Hunter S. Thompson said “When the going gets weird, the weird turn pro.” To us this means, when the world is at its most chaotic, problematic, and inscrutable, that is when the outcasts, misfits, and true artists are able to make sense of the senseless, or at least transmogrify the disorder into their own order. Emotional turmoil—even pain—promises renewal, renaissance, new journeys, new projects, fresh ideas. In this Winter Reading, we celebrate our weird heroes, upheaval, and the surfacing that must precede art. After all, if anyone can find meaning in entropy and turn to freeze into a flower, she’s an artist.

Aim A -
Edit the Winter Reading passage: give everything from "Hunter S. Thompson" down to "she’s an artist.", with "Winter Reading" replaced by "Spring Reading".
Aim B -
Answer these about the Winter Reading passage:
(i) Who is quoted as saying "When the going gets weird, the weird turn pro"?
(ii) What does emotional turmoil promise?
(iii) What three things does this Winter Reading celebrate?
The data is separate material, unrelated to the Winter Reading passage.

Extracted entries -
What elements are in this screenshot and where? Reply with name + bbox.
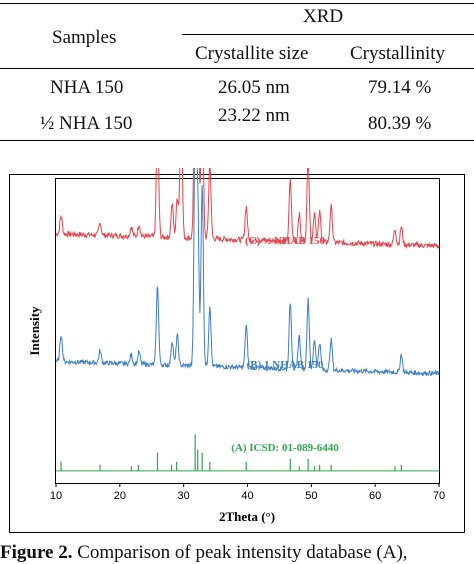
x-axis-label: 2Theta (°) xyxy=(219,509,275,524)
row-1-sample: NHA 150 xyxy=(50,77,124,98)
xrd-figure: (C) ½ NHAB 150 (B) 1 NHAB 150 (A) ICSD: 01… xyxy=(0,168,474,563)
x-tick-label: 30 xyxy=(178,490,190,502)
row-2-sample: ½ NHA 150 xyxy=(40,113,133,134)
series-label: (A) ICSD: 01-089-6440 xyxy=(231,442,339,454)
header-bottom-rule xyxy=(0,68,474,69)
x-tick-label: 40 xyxy=(241,490,253,502)
results-table: Samples XRD Crystallite size Crystallini… xyxy=(0,0,474,150)
row-1-size: 26.05 nm xyxy=(218,77,290,98)
xrd-chart: (C) ½ NHAB 150 (B) 1 NHAB 150 (A) ICSD: 01… xyxy=(9,168,465,533)
figure-frame xyxy=(9,174,465,533)
caption-label: Figure 2. xyxy=(0,542,73,563)
figure-caption: Figure 2. Comparison of peak intensity d… xyxy=(0,542,408,564)
x-tick-label: 10 xyxy=(50,490,62,502)
header-samples: Samples xyxy=(52,27,117,48)
xrd-group-rule xyxy=(182,34,474,35)
header-crystallinity: Crystallinity xyxy=(350,43,445,64)
row-2-crystallinity: 80.39 % xyxy=(368,113,432,134)
series-c-line xyxy=(55,168,440,250)
series-b-line xyxy=(55,168,440,377)
y-axis-label: Intensity xyxy=(27,306,42,356)
header-crystallite-size: Crystallite size xyxy=(195,43,309,64)
x-tick-label: 60 xyxy=(369,490,381,502)
row-1-crystallinity: 79.14 % xyxy=(368,77,432,98)
table-top-rule xyxy=(0,3,474,4)
x-tick-label: 20 xyxy=(114,490,126,502)
series-label: (C) ½ NHAB 150 xyxy=(245,235,326,247)
x-tick-label: 50 xyxy=(305,490,317,502)
x-tick-label: 70 xyxy=(433,490,445,502)
row-2-size: 23.22 nm xyxy=(218,105,290,126)
caption-text: Comparison of peak intensity database (A… xyxy=(72,542,408,563)
table-bottom-rule xyxy=(0,140,474,141)
header-xrd: XRD xyxy=(303,6,344,27)
series-label: (B) 1 NHAB 150 xyxy=(247,359,324,371)
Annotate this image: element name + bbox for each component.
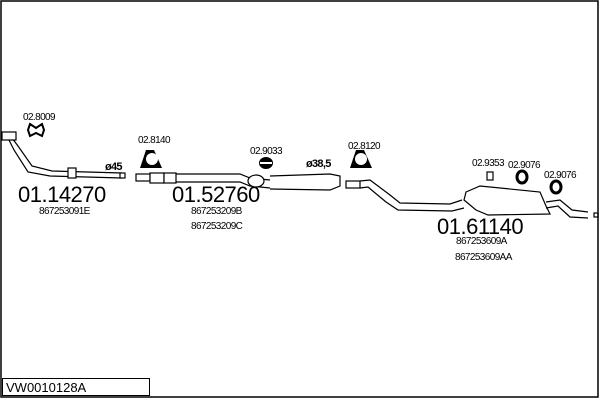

Output A -
Hunter S. Thompson said “When the going gets weird, the weird turn pro.” To us this means, when the world is at its most chaotic, problematic, and inscrutable, that is when the outcasts, misfits, and true artists are able to make sense of the senseless, or at least transmogrify the disorder into their own order. Emotional turmoil—even pain—promises renewal, renaissance, new journeys, new projects, fresh ideas. In this Spring Reading, we celebrate our weird heroes, upheaval, and the surfacing that must precede art. After all, if anyone can find meaning in entropy and turn to freeze into a flower, she’s an artist.

Output B -
(i) Hunter S. Thompson.
(ii) Renewal, renaissance, new journeys, new projects, and fresh ideas.
(iii) Weird heroes, upheaval, and the surfacing that must precede art.